Extracted records

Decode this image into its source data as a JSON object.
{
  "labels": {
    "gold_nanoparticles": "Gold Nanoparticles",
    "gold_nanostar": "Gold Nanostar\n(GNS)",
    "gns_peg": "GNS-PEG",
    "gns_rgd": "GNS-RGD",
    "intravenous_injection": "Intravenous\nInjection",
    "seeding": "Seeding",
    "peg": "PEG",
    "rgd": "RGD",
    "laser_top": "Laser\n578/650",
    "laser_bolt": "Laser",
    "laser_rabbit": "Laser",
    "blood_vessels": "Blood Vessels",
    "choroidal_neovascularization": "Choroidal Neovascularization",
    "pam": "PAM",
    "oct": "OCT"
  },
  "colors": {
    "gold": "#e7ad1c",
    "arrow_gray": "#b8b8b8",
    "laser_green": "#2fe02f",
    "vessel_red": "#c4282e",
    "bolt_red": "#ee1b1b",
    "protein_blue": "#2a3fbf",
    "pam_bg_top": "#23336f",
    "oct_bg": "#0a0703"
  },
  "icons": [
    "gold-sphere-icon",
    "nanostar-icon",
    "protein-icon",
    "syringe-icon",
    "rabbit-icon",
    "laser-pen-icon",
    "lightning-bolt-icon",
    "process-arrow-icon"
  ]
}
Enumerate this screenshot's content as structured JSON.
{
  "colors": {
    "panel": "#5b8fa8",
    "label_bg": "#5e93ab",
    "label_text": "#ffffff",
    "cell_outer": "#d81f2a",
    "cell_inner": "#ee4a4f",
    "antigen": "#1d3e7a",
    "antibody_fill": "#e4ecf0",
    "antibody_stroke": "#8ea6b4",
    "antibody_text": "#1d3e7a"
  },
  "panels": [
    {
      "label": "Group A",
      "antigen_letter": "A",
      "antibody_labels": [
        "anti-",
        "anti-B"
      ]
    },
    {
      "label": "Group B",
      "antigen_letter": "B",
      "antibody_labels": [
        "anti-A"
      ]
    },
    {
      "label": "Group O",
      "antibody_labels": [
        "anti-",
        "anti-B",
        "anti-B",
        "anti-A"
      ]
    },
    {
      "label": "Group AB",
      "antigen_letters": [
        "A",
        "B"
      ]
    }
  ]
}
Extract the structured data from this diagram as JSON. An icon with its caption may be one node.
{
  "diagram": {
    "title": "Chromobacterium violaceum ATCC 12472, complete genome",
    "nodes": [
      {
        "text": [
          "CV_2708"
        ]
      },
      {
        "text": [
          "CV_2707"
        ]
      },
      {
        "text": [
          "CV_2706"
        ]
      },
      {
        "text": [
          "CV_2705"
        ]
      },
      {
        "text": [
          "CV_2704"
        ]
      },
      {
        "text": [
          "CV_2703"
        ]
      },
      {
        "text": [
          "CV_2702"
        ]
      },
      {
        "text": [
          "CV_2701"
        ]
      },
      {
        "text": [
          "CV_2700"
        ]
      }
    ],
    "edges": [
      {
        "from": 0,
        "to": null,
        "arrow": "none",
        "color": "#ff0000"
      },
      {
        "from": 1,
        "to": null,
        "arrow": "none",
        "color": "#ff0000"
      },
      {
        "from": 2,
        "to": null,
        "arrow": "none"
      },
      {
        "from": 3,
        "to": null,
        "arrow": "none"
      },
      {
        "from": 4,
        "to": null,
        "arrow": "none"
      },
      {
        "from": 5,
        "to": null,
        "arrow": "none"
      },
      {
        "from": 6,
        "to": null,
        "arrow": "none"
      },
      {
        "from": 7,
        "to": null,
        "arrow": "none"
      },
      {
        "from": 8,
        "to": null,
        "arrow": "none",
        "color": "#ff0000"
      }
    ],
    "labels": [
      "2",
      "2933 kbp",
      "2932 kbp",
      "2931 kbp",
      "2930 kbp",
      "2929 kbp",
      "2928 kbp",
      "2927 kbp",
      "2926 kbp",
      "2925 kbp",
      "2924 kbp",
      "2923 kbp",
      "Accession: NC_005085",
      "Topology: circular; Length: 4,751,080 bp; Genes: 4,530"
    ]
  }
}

▶ [PROBLEM TO SOLVE] Restate every record verbatim.

▶ [ANSWER TO THIS PROBLEM]
Decode this image into its source data as a JSON object.
{
  "labels": {
    "gold_nanoparticles": "Gold Nanoparticles",
    "gold_nanostar": "Gold Nanostar\n(GNS)",
    "gns_peg": "GNS-PEG",
    "gns_rgd": "GNS-RGD",
    "intravenous_injection": "Intravenous\nInjection",
    "seeding": "Seeding",
    "peg": "PEG",
    "rgd": "RGD",
    "laser_top": "Laser\n578/650",
    "laser_bolt": "Laser",
    "laser_rabbit": "Laser",
    "blood_vessels": "Blood Vessels",
    "choroidal_neovascularization": "Choroidal Neovascularization",
    "pam": "PAM",
    "oct": "OCT"
  },
  "colors": {
    "gold": "#e7ad1c",
    "arrow_gray": "#b8b8b8",
    "laser_green": "#2fe02f",
    "vessel_red": "#c4282e",
    "bolt_red": "#ee1b1b",
    "protein_blue": "#2a3fbf",
    "pam_bg_top": "#23336f",
    "oct_bg": "#0a0703"
  },
  "icons": [
    "gold-sphere-icon",
    "nanostar-icon",
    "protein-icon",
    "syringe-icon",
    "rabbit-icon",
    "laser-pen-icon",
    "lightning-bolt-icon",
    "process-arrow-icon"
  ]
}
Enumerate this screenshot's content as structured JSON.
{
  "colors": {
    "panel": "#5b8fa8",
    "label_bg": "#5e93ab",
    "label_text": "#ffffff",
    "cell_outer": "#d81f2a",
    "cell_inner": "#ee4a4f",
    "antigen": "#1d3e7a",
    "antibody_fill": "#e4ecf0",
    "antibody_stroke": "#8ea6b4",
    "antibody_text": "#1d3e7a"
  },
  "panels": [
    {
      "label": "Group A",
      "antigen_letter": "A",
      "antibody_labels": [
        "anti-",
        "anti-B"
      ]
    },
    {
      "label": "Group B",
      "antigen_letter": "B",
      "antibody_labels": [
        "anti-A"
      ]
    },
    {
      "label": "Group O",
      "antibody_labels": [
        "anti-",
        "anti-B",
        "anti-B",
        "anti-A"
      ]
    },
    {
      "label": "Group AB",
      "antigen_letters": [
        "A",
        "B"
      ]
    }
  ]
}
Extract the structured data from this diagram as JSON. An icon with its caption may be one node.
{
  "diagram": {
    "title": "Chromobacterium violaceum ATCC 12472, complete genome",
    "nodes": [
      {
        "text": [
          "CV_2708"
        ]
      },
      {
        "text": [
          "CV_2707"
        ]
      },
      {
        "text": [
          "CV_2706"
        ]
      },
      {
        "text": [
          "CV_2705"
        ]
      },
      {
        "text": [
          "CV_2704"
        ]
      },
      {
        "text": [
          "CV_2703"
        ]
      },
      {
        "text": [
          "CV_2702"
        ]
      },
      {
        "text": [
          "CV_2701"
        ]
      },
      {
        "text": [
          "CV_2700"
        ]
      }
    ],
    "edges": [
      {
        "from": 0,
        "to": null,
        "arrow": "none",
        "color": "#ff0000"
      },
      {
        "from": 1,
        "to": null,
        "arrow": "none",
        "color": "#ff0000"
      },
      {
        "from": 2,
        "to": null,
        "arrow": "none"
      },
      {
        "from": 3,
        "to": null,
        "arrow": "none"
      },
      {
        "from": 4,
        "to": null,
        "arrow": "none"
      },
      {
        "from": 5,
        "to": null,
        "arrow": "none"
      },
      {
        "from": 6,
        "to": null,
        "arrow": "none"
      },
      {
        "from": 7,
        "to": null,
        "arrow": "none"
      },
      {
        "from": 8,
        "to": null,
        "arrow": "none",
        "color": "#ff0000"
      }
    ],
    "labels": [
      "2",
      "2933 kbp",
      "2932 kbp",
      "2931 kbp",
      "2930 kbp",
      "2929 kbp",
      "2928 kbp",
      "2927 kbp",
      "2926 kbp",
      "2925 kbp",
      "2924 kbp",
      "2923 kbp",
      "Accession: NC_005085",
      "Topology: circular; Length: 4,751,080 bp; Genes: 4,530"
    ]
  }
}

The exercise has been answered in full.